[Brief]: Report the number of lines where the string "created" occurs, and write nothing else.

[Provided material]:

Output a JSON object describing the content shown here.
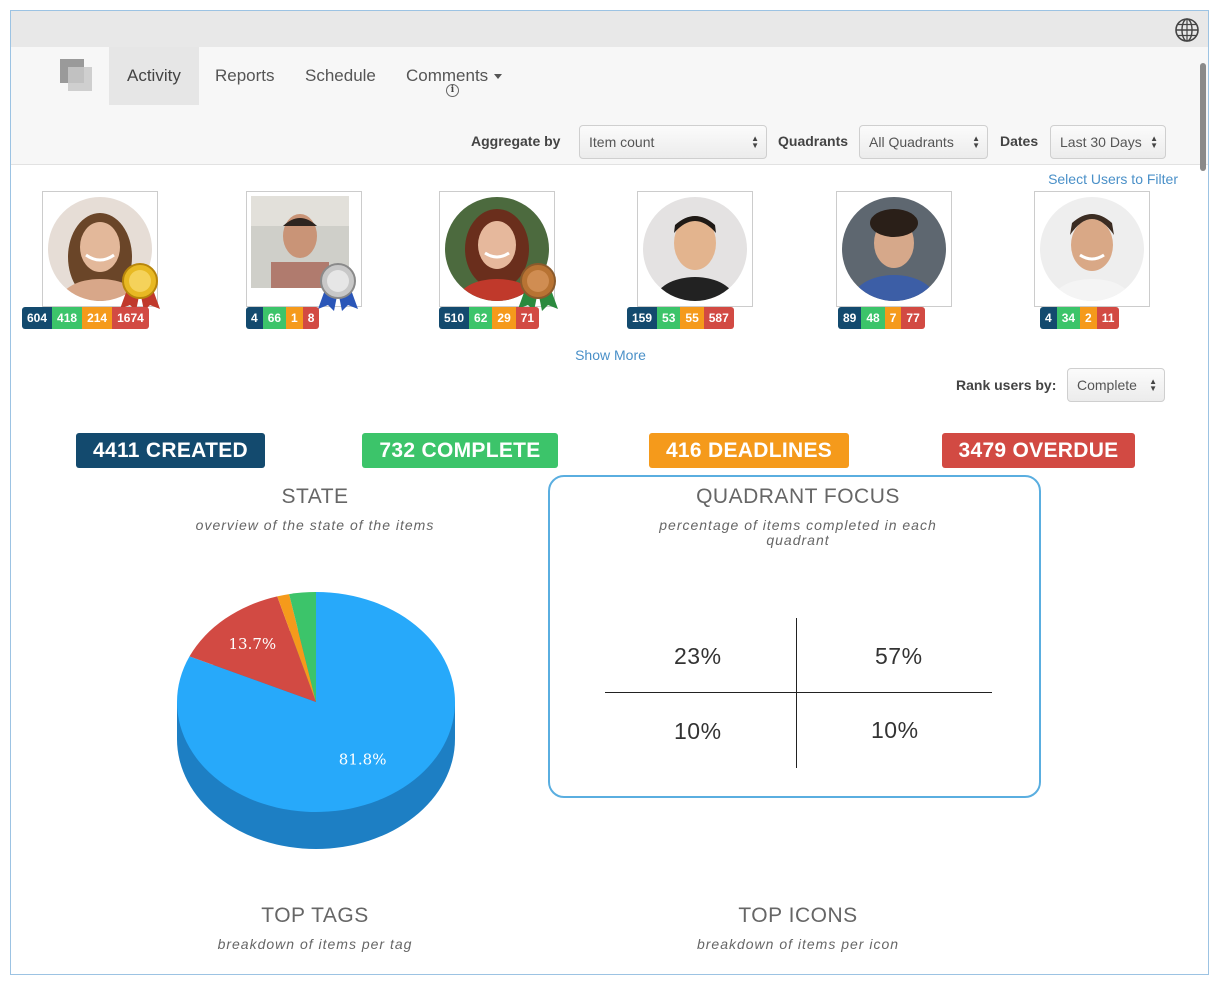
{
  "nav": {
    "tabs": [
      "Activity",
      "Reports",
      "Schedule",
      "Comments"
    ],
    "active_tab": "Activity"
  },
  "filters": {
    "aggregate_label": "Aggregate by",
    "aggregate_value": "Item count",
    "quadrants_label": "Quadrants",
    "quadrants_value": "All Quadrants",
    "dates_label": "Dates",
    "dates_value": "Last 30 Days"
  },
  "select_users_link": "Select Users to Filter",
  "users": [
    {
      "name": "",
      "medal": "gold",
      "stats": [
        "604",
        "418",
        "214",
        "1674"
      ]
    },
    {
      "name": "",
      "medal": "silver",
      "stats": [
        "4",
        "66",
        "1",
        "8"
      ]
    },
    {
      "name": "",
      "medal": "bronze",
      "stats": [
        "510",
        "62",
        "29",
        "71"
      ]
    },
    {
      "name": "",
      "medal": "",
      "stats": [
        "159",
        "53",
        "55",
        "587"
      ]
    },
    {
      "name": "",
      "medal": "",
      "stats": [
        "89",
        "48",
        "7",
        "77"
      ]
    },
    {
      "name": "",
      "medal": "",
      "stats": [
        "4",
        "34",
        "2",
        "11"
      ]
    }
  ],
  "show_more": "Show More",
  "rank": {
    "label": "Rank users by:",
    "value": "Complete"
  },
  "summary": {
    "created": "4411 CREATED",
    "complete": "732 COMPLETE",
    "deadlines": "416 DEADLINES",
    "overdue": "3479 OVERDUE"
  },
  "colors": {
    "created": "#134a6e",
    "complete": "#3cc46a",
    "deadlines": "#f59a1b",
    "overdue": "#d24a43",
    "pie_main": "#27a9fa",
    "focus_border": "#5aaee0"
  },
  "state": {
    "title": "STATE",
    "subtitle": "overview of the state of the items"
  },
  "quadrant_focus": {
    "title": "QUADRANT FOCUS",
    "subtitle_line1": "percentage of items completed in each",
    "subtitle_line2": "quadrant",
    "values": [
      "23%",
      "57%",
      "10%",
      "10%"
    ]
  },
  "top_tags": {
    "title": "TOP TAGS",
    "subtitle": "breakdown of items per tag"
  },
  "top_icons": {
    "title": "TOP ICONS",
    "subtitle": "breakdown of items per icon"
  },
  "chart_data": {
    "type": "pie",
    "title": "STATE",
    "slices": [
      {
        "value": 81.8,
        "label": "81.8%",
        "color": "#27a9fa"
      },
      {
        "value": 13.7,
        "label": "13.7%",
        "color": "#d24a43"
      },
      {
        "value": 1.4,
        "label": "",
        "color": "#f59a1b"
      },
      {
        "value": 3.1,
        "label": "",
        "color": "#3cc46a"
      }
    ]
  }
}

==

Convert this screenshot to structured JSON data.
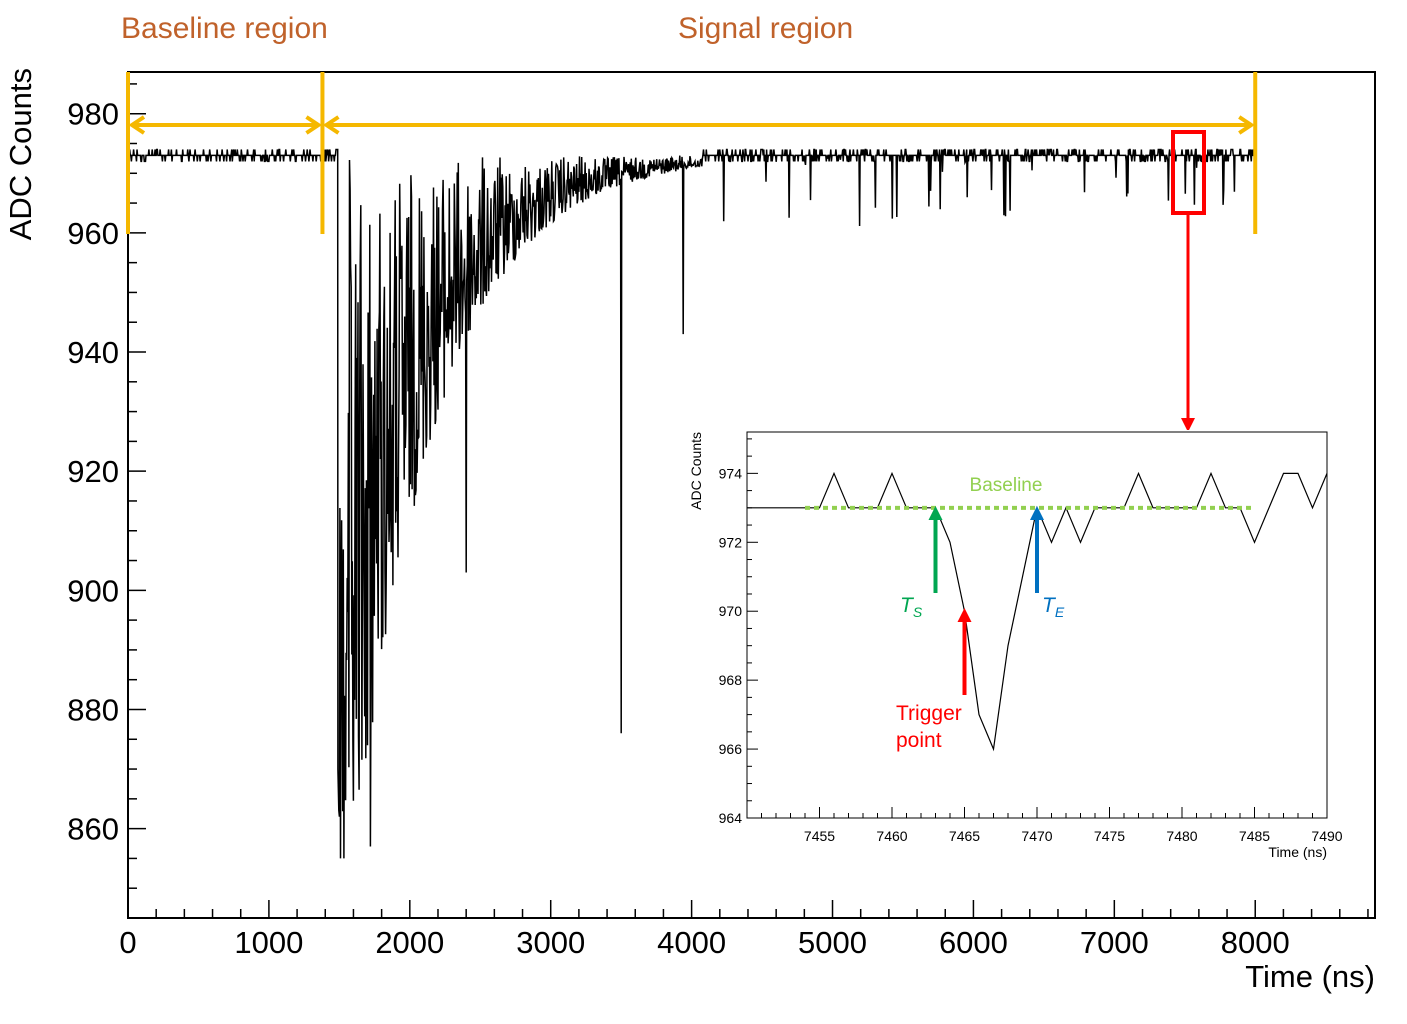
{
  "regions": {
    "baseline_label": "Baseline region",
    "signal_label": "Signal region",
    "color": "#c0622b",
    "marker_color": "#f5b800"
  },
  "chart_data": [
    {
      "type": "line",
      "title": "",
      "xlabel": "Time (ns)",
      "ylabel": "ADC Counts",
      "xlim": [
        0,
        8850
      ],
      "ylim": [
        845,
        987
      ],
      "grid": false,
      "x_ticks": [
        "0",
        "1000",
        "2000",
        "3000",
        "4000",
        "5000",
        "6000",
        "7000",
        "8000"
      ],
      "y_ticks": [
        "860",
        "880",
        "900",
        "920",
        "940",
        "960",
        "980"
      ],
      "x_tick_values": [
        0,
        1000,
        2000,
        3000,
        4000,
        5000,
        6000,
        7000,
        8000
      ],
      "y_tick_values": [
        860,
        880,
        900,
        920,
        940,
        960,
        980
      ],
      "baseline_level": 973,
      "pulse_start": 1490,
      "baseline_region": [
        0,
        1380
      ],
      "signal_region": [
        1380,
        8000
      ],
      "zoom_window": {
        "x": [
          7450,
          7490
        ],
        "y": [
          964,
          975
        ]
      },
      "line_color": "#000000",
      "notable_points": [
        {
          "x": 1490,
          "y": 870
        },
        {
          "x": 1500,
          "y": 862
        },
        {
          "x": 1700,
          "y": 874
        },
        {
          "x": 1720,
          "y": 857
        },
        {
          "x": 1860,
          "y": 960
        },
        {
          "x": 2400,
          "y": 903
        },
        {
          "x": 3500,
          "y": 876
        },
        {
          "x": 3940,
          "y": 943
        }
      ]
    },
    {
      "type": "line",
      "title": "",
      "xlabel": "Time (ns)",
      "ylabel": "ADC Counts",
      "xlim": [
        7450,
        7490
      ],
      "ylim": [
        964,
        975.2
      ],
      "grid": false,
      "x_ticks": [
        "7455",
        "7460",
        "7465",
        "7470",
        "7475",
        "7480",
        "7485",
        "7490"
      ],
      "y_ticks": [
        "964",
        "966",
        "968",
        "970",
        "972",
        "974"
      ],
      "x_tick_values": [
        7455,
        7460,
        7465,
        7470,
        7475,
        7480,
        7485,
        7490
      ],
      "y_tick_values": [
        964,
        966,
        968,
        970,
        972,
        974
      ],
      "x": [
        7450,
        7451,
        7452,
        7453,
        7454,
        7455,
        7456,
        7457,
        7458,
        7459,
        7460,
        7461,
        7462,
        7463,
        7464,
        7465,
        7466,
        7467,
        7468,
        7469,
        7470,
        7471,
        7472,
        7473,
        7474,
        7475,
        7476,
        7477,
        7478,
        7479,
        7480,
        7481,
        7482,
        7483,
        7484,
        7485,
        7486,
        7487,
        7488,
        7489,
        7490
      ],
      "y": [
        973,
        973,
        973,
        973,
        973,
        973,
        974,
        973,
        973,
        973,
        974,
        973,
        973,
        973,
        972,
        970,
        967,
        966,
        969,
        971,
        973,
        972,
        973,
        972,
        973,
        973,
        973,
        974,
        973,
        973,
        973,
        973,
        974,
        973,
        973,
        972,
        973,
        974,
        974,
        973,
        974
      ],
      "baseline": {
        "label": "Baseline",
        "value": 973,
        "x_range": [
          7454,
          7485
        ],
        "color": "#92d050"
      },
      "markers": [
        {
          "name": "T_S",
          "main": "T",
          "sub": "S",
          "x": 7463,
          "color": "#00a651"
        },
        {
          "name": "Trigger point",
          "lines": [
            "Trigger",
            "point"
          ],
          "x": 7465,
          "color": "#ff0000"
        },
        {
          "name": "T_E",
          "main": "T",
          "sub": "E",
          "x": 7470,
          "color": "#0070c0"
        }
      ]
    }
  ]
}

[Solution for this task]: 2